- [PROBLEM] Here are some records. Copy each one exactly.

::::

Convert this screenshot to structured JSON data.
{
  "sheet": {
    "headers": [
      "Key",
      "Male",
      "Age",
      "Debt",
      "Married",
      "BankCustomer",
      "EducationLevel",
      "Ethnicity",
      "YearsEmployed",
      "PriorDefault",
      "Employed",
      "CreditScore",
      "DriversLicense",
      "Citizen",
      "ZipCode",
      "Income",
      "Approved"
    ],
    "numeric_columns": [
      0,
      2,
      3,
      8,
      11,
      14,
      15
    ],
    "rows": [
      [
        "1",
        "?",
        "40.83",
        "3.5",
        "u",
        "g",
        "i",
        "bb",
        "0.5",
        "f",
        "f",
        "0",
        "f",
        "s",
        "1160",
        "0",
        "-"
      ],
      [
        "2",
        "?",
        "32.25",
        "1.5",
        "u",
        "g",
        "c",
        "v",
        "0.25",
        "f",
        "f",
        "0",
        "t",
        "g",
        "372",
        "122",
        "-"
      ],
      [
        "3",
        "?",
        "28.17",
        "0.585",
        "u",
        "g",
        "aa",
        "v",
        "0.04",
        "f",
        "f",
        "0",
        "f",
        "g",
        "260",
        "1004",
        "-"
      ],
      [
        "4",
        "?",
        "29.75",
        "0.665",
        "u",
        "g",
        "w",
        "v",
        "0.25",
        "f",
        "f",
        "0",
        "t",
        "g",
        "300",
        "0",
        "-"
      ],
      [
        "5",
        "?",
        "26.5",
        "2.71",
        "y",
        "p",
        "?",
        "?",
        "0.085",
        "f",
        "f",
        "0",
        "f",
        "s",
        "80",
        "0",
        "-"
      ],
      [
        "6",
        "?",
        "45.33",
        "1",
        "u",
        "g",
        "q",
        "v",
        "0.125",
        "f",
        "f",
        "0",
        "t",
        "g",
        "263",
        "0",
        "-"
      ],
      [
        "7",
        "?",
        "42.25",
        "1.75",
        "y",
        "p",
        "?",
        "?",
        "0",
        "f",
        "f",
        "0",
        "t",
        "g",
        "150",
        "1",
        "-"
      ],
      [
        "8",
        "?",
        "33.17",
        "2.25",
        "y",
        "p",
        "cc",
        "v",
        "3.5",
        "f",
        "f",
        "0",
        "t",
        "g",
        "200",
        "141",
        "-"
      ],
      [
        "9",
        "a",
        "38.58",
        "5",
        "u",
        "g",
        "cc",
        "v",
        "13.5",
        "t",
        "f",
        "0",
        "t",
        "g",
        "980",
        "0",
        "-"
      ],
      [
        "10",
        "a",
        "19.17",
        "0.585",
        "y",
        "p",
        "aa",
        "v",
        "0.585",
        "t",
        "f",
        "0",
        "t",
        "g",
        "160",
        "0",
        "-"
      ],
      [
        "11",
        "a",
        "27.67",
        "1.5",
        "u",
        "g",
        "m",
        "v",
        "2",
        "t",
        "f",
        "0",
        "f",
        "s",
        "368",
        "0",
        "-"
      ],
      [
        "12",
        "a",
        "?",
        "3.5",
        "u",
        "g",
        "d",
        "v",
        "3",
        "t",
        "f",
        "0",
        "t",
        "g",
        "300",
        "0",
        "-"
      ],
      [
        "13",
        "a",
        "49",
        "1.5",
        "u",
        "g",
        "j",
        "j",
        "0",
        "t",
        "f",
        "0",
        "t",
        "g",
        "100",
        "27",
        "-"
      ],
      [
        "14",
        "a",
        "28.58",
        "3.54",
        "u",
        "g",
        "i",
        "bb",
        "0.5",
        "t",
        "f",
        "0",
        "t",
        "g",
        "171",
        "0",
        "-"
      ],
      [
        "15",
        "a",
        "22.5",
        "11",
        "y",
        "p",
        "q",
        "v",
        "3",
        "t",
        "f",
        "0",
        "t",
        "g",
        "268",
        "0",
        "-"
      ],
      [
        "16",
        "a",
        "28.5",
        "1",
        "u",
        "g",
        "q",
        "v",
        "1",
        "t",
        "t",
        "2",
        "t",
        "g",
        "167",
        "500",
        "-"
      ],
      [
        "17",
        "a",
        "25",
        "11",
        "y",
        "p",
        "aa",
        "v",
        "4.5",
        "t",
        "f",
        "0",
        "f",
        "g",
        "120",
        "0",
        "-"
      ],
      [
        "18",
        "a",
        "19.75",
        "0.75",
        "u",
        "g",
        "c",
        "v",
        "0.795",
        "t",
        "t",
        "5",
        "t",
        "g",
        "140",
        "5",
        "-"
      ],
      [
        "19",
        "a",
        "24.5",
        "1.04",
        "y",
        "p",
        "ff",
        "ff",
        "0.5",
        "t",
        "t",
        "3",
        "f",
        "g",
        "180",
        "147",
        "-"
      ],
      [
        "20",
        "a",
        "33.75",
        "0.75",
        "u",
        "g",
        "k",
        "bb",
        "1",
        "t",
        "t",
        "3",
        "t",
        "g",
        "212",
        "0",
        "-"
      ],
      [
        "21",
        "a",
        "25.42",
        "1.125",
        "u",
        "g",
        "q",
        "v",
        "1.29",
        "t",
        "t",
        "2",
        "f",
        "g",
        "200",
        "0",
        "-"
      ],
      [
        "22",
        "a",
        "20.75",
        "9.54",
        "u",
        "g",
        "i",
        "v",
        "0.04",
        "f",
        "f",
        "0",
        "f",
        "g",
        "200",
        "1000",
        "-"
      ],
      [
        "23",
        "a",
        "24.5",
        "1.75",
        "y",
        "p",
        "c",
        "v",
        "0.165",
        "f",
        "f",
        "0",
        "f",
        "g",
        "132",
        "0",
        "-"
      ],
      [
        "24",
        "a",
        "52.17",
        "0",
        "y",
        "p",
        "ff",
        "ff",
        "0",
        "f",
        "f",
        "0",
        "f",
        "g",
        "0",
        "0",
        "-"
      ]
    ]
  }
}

::::

- [COMPLETE OUTPUT]
Convert this screenshot to structured JSON data.
{
  "sheet": {
    "headers": [
      "Key",
      "Male",
      "Age",
      "Debt",
      "Married",
      "BankCustomer",
      "EducationLevel",
      "Ethnicity",
      "YearsEmployed",
      "PriorDefault",
      "Employed",
      "CreditScore",
      "DriversLicense",
      "Citizen",
      "ZipCode",
      "Income",
      "Approved"
    ],
    "numeric_columns": [
      0,
      2,
      3,
      8,
      11,
      14,
      15
    ],
    "rows": [
      [
        "1",
        "?",
        "40.83",
        "3.5",
        "u",
        "g",
        "i",
        "bb",
        "0.5",
        "f",
        "f",
        "0",
        "f",
        "s",
        "1160",
        "0",
        "-"
      ],
      [
        "2",
        "?",
        "32.25",
        "1.5",
        "u",
        "g",
        "c",
        "v",
        "0.25",
        "f",
        "f",
        "0",
        "t",
        "g",
        "372",
        "122",
        "-"
      ],
      [
        "3",
        "?",
        "28.17",
        "0.585",
        "u",
        "g",
        "aa",
        "v",
        "0.04",
        "f",
        "f",
        "0",
        "f",
        "g",
        "260",
        "1004",
        "-"
      ],
      [
        "4",
        "?",
        "29.75",
        "0.665",
        "u",
        "g",
        "w",
        "v",
        "0.25",
        "f",
        "f",
        "0",
        "t",
        "g",
        "300",
        "0",
        "-"
      ],
      [
        "5",
        "?",
        "26.5",
        "2.71",
        "y",
        "p",
        "?",
        "?",
        "0.085",
        "f",
        "f",
        "0",
        "f",
        "s",
        "80",
        "0",
        "-"
      ],
      [
        "6",
        "?",
        "45.33",
        "1",
        "u",
        "g",
        "q",
        "v",
        "0.125",
        "f",
        "f",
        "0",
        "t",
        "g",
        "263",
        "0",
        "-"
      ],
      [
        "7",
        "?",
        "42.25",
        "1.75",
        "y",
        "p",
        "?",
        "?",
        "0",
        "f",
        "f",
        "0",
        "t",
        "g",
        "150",
        "1",
        "-"
      ],
      [
        "8",
        "?",
        "33.17",
        "2.25",
        "y",
        "p",
        "cc",
        "v",
        "3.5",
        "f",
        "f",
        "0",
        "t",
        "g",
        "200",
        "141",
        "-"
      ],
      [
        "9",
        "a",
        "38.58",
        "5",
        "u",
        "g",
        "cc",
        "v",
        "13.5",
        "t",
        "f",
        "0",
        "t",
        "g",
        "980",
        "0",
        "-"
      ],
      [
        "10",
        "a",
        "19.17",
        "0.585",
        "y",
        "p",
        "aa",
        "v",
        "0.585",
        "t",
        "f",
        "0",
        "t",
        "g",
        "160",
        "0",
        "-"
      ],
      [
        "11",
        "a",
        "27.67",
        "1.5",
        "u",
        "g",
        "m",
        "v",
        "2",
        "t",
        "f",
        "0",
        "f",
        "s",
        "368",
        "0",
        "-"
      ],
      [
        "12",
        "a",
        "?",
        "3.5",
        "u",
        "g",
        "d",
        "v",
        "3",
        "t",
        "f",
        "0",
        "t",
        "g",
        "300",
        "0",
        "-"
      ],
      [
        "13",
        "a",
        "49",
        "1.5",
        "u",
        "g",
        "j",
        "j",
        "0",
        "t",
        "f",
        "0",
        "t",
        "g",
        "100",
        "27",
        "-"
      ],
      [
        "14",
        "a",
        "28.58",
        "3.54",
        "u",
        "g",
        "i",
        "bb",
        "0.5",
        "t",
        "f",
        "0",
        "t",
        "g",
        "171",
        "0",
        "-"
      ],
      [
        "15",
        "a",
        "22.5",
        "11",
        "y",
        "p",
        "q",
        "v",
        "3",
        "t",
        "f",
        "0",
        "t",
        "g",
        "268",
        "0",
        "-"
      ],
      [
        "16",
        "a",
        "28.5",
        "1",
        "u",
        "g",
        "q",
        "v",
        "1",
        "t",
        "t",
        "2",
        "t",
        "g",
        "167",
        "500",
        "-"
      ],
      [
        "17",
        "a",
        "25",
        "11",
        "y",
        "p",
        "aa",
        "v",
        "4.5",
        "t",
        "f",
        "0",
        "f",
        "g",
        "120",
        "0",
        "-"
      ],
      [
        "18",
        "a",
        "19.75",
        "0.75",
        "u",
        "g",
        "c",
        "v",
        "0.795",
        "t",
        "t",
        "5",
        "t",
        "g",
        "140",
        "5",
        "-"
      ],
      [
        "19",
        "a",
        "24.5",
        "1.04",
        "y",
        "p",
        "ff",
        "ff",
        "0.5",
        "t",
        "t",
        "3",
        "f",
        "g",
        "180",
        "147",
        "-"
      ],
      [
        "20",
        "a",
        "33.75",
        "0.75",
        "u",
        "g",
        "k",
        "bb",
        "1",
        "t",
        "t",
        "3",
        "t",
        "g",
        "212",
        "0",
        "-"
      ],
      [
        "21",
        "a",
        "25.42",
        "1.125",
        "u",
        "g",
        "q",
        "v",
        "1.29",
        "t",
        "t",
        "2",
        "f",
        "g",
        "200",
        "0",
        "-"
      ],
      [
        "22",
        "a",
        "20.75",
        "9.54",
        "u",
        "g",
        "i",
        "v",
        "0.04",
        "f",
        "f",
        "0",
        "f",
        "g",
        "200",
        "1000",
        "-"
      ],
      [
        "23",
        "a",
        "24.5",
        "1.75",
        "y",
        "p",
        "c",
        "v",
        "0.165",
        "f",
        "f",
        "0",
        "f",
        "g",
        "132",
        "0",
        "-"
      ],
      [
        "24",
        "a",
        "52.17",
        "0",
        "y",
        "p",
        "ff",
        "ff",
        "0",
        "f",
        "f",
        "0",
        "f",
        "g",
        "0",
        "0",
        "-"
      ]
    ]
  }
}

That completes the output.